■ What to produce
Gather every line from the entries below that includes "Статус".

■ Input
▼

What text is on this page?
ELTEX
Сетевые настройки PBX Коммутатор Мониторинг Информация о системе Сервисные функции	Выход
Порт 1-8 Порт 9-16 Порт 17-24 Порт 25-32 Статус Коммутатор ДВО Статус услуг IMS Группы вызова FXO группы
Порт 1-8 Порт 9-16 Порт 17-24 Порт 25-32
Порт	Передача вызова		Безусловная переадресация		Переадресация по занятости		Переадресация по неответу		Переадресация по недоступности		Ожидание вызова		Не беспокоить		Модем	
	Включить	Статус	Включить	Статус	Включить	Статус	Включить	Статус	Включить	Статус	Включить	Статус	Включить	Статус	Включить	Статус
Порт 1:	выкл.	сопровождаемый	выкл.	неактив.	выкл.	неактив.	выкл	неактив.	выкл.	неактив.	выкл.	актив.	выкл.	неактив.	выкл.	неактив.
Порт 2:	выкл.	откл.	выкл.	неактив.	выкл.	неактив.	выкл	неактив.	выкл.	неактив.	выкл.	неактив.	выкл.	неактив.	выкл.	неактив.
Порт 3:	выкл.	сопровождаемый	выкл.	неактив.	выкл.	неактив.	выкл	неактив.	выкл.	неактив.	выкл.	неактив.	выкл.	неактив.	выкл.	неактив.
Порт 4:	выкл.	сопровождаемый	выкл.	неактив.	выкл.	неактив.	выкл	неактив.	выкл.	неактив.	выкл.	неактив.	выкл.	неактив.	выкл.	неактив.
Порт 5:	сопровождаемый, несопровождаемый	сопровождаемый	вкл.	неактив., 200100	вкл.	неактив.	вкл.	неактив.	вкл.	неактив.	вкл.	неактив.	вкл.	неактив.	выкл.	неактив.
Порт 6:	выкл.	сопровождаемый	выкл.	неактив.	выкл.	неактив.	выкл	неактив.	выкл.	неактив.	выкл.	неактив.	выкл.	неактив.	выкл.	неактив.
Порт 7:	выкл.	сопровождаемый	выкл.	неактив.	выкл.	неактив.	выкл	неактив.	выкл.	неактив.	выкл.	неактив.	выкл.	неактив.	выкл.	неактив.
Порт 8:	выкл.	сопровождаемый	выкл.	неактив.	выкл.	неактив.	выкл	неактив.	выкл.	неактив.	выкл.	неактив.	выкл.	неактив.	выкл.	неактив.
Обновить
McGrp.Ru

▲
▼

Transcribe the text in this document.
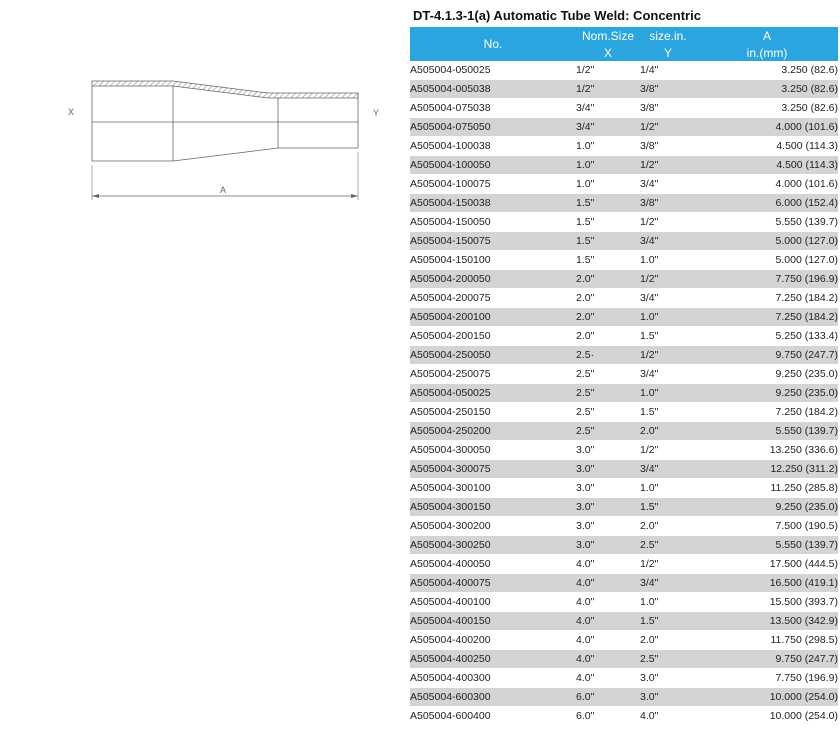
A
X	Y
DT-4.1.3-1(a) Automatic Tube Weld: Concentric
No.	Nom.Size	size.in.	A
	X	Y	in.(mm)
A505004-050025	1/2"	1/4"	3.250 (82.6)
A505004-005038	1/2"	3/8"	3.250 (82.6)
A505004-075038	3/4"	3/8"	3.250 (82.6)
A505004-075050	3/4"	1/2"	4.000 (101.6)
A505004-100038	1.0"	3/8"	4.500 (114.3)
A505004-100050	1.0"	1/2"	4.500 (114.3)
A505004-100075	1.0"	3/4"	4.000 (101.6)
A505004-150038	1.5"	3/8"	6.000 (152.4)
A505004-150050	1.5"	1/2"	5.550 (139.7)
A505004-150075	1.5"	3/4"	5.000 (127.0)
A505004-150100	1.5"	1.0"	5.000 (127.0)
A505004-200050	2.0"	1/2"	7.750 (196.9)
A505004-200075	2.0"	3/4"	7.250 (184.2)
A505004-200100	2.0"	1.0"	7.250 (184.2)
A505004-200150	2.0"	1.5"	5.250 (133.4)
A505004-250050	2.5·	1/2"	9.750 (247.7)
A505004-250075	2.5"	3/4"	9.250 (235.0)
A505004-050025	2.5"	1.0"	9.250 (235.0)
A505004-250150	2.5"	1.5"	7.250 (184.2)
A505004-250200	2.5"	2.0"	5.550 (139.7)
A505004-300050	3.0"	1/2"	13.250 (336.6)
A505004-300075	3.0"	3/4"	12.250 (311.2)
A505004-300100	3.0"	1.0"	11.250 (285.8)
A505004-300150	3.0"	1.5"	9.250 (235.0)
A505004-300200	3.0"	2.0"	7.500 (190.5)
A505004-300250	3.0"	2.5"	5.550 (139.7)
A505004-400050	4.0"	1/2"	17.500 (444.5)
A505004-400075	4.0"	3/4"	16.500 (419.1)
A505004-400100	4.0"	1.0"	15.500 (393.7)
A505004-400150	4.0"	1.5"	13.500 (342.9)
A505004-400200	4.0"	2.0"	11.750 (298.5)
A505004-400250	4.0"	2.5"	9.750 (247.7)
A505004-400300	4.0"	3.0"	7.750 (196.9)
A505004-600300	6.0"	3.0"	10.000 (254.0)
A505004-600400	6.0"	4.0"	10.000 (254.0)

▲

■ Exercise result
Порт 1-8 Порт 9-16 Порт 17-24 Порт 25-32 Статус Коммутатор ДВО Статус услуг IMS Группы вызова FXO группы
	Включить	Статус	Включить	Статус	Включить	Статус	Включить	Статус	Включить	Статус	Включить	Статус	Включить	Статус	Включить	Статус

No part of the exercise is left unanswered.